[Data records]

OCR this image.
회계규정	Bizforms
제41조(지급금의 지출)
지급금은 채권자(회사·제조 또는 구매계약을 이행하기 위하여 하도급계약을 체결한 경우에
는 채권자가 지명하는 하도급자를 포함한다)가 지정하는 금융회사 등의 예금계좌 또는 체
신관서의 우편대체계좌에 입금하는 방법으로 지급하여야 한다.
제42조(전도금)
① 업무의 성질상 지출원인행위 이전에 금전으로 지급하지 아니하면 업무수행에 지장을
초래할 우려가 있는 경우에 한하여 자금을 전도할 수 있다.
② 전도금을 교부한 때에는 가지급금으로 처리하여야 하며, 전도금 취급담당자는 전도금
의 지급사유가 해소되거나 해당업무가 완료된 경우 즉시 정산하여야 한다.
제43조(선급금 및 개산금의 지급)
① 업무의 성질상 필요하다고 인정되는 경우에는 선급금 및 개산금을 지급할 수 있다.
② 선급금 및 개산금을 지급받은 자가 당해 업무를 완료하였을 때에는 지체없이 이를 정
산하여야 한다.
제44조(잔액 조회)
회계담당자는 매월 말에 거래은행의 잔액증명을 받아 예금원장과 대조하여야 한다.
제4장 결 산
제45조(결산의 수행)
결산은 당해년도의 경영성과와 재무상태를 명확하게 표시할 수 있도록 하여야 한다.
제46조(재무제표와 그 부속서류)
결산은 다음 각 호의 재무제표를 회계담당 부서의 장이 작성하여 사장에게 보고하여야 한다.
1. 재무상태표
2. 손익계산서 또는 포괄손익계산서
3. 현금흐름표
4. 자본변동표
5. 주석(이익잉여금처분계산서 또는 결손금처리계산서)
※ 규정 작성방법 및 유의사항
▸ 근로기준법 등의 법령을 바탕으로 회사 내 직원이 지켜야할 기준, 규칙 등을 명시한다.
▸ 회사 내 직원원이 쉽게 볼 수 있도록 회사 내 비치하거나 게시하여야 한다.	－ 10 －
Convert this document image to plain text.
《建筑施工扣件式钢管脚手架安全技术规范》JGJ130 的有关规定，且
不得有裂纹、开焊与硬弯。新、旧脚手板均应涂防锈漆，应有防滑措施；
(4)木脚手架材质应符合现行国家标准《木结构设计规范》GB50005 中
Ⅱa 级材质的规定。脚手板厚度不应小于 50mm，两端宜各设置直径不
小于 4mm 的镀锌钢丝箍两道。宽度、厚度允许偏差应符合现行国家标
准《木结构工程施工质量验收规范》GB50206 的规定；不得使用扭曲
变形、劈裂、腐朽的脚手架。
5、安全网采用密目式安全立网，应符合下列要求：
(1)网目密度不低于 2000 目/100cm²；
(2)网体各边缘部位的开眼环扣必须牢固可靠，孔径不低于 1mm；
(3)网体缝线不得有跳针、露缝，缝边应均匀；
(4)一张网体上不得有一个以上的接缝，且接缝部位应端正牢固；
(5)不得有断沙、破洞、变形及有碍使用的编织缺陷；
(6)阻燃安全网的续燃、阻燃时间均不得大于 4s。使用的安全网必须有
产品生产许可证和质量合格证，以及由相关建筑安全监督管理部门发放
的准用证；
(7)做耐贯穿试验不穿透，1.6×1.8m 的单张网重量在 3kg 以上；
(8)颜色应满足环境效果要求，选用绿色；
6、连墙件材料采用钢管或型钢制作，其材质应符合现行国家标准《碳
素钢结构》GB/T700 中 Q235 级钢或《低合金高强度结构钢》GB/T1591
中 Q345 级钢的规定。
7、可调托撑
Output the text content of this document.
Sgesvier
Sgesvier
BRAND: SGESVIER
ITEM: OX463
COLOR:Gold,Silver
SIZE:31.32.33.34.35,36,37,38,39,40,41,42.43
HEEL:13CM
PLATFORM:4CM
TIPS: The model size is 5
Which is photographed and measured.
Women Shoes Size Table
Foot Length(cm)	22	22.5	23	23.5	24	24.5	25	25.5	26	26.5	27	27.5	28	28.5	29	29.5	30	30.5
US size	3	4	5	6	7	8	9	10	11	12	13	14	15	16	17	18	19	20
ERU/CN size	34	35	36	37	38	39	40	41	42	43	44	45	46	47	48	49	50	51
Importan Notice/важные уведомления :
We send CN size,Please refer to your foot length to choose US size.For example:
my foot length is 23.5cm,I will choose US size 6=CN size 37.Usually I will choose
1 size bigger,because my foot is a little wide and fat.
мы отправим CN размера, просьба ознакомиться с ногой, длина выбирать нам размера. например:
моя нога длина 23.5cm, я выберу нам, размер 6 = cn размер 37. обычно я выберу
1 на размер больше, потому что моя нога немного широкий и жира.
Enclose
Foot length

What is required
Reproduce the material in full, with no word added or dropped.

Correct output
OCR this image.
회계규정	Bizforms
제41조(지급금의 지출)
지급금은 채권자(회사·제조 또는 구매계약을 이행하기 위하여 하도급계약을 체결한 경우에
는 채권자가 지명하는 하도급자를 포함한다)가 지정하는 금융회사 등의 예금계좌 또는 체
신관서의 우편대체계좌에 입금하는 방법으로 지급하여야 한다.
제42조(전도금)
① 업무의 성질상 지출원인행위 이전에 금전으로 지급하지 아니하면 업무수행에 지장을
초래할 우려가 있는 경우에 한하여 자금을 전도할 수 있다.
② 전도금을 교부한 때에는 가지급금으로 처리하여야 하며, 전도금 취급담당자는 전도금
의 지급사유가 해소되거나 해당업무가 완료된 경우 즉시 정산하여야 한다.
제43조(선급금 및 개산금의 지급)
① 업무의 성질상 필요하다고 인정되는 경우에는 선급금 및 개산금을 지급할 수 있다.
② 선급금 및 개산금을 지급받은 자가 당해 업무를 완료하였을 때에는 지체없이 이를 정
산하여야 한다.
제44조(잔액 조회)
회계담당자는 매월 말에 거래은행의 잔액증명을 받아 예금원장과 대조하여야 한다.
제4장 결 산
제45조(결산의 수행)
결산은 당해년도의 경영성과와 재무상태를 명확하게 표시할 수 있도록 하여야 한다.
제46조(재무제표와 그 부속서류)
결산은 다음 각 호의 재무제표를 회계담당 부서의 장이 작성하여 사장에게 보고하여야 한다.
1. 재무상태표
2. 손익계산서 또는 포괄손익계산서
3. 현금흐름표
4. 자본변동표
5. 주석(이익잉여금처분계산서 또는 결손금처리계산서)
※ 규정 작성방법 및 유의사항
▸ 근로기준법 등의 법령을 바탕으로 회사 내 직원이 지켜야할 기준, 규칙 등을 명시한다.
▸ 회사 내 직원원이 쉽게 볼 수 있도록 회사 내 비치하거나 게시하여야 한다.	－ 10 －
Convert this document image to plain text.
《建筑施工扣件式钢管脚手架安全技术规范》JGJ130 的有关规定，且
不得有裂纹、开焊与硬弯。新、旧脚手板均应涂防锈漆，应有防滑措施；
(4)木脚手架材质应符合现行国家标准《木结构设计规范》GB50005 中
Ⅱa 级材质的规定。脚手板厚度不应小于 50mm，两端宜各设置直径不
小于 4mm 的镀锌钢丝箍两道。宽度、厚度允许偏差应符合现行国家标
准《木结构工程施工质量验收规范》GB50206 的规定；不得使用扭曲
变形、劈裂、腐朽的脚手架。
5、安全网采用密目式安全立网，应符合下列要求：
(1)网目密度不低于 2000 目/100cm²；
(2)网体各边缘部位的开眼环扣必须牢固可靠，孔径不低于 1mm；
(3)网体缝线不得有跳针、露缝，缝边应均匀；
(4)一张网体上不得有一个以上的接缝，且接缝部位应端正牢固；
(5)不得有断沙、破洞、变形及有碍使用的编织缺陷；
(6)阻燃安全网的续燃、阻燃时间均不得大于 4s。使用的安全网必须有
产品生产许可证和质量合格证，以及由相关建筑安全监督管理部门发放
的准用证；
(7)做耐贯穿试验不穿透，1.6×1.8m 的单张网重量在 3kg 以上；
(8)颜色应满足环境效果要求，选用绿色；
6、连墙件材料采用钢管或型钢制作，其材质应符合现行国家标准《碳
素钢结构》GB/T700 中 Q235 级钢或《低合金高强度结构钢》GB/T1591
中 Q345 级钢的规定。
7、可调托撑
Output the text content of this document.
Sgesvier
Sgesvier
BRAND: SGESVIER
ITEM: OX463
COLOR:Gold,Silver
SIZE:31.32.33.34.35,36,37,38,39,40,41,42.43
HEEL:13CM
PLATFORM:4CM
TIPS: The model size is 5
Which is photographed and measured.
Women Shoes Size Table
Foot Length(cm)	22	22.5	23	23.5	24	24.5	25	25.5	26	26.5	27	27.5	28	28.5	29	29.5	30	30.5
US size	3	4	5	6	7	8	9	10	11	12	13	14	15	16	17	18	19	20
ERU/CN size	34	35	36	37	38	39	40	41	42	43	44	45	46	47	48	49	50	51
Importan Notice/важные уведомления :
We send CN size,Please refer to your foot length to choose US size.For example:
my foot length is 23.5cm,I will choose US size 6=CN size 37.Usually I will choose
1 size bigger,because my foot is a little wide and fat.
мы отправим CN размера, просьба ознакомиться с ногой, длина выбирать нам размера. например:
моя нога длина 23.5cm, я выберу нам, размер 6 = cn размер 37. обычно я выберу
1 на размер больше, потому что моя нога немного широкий и жира.
Enclose
Foot length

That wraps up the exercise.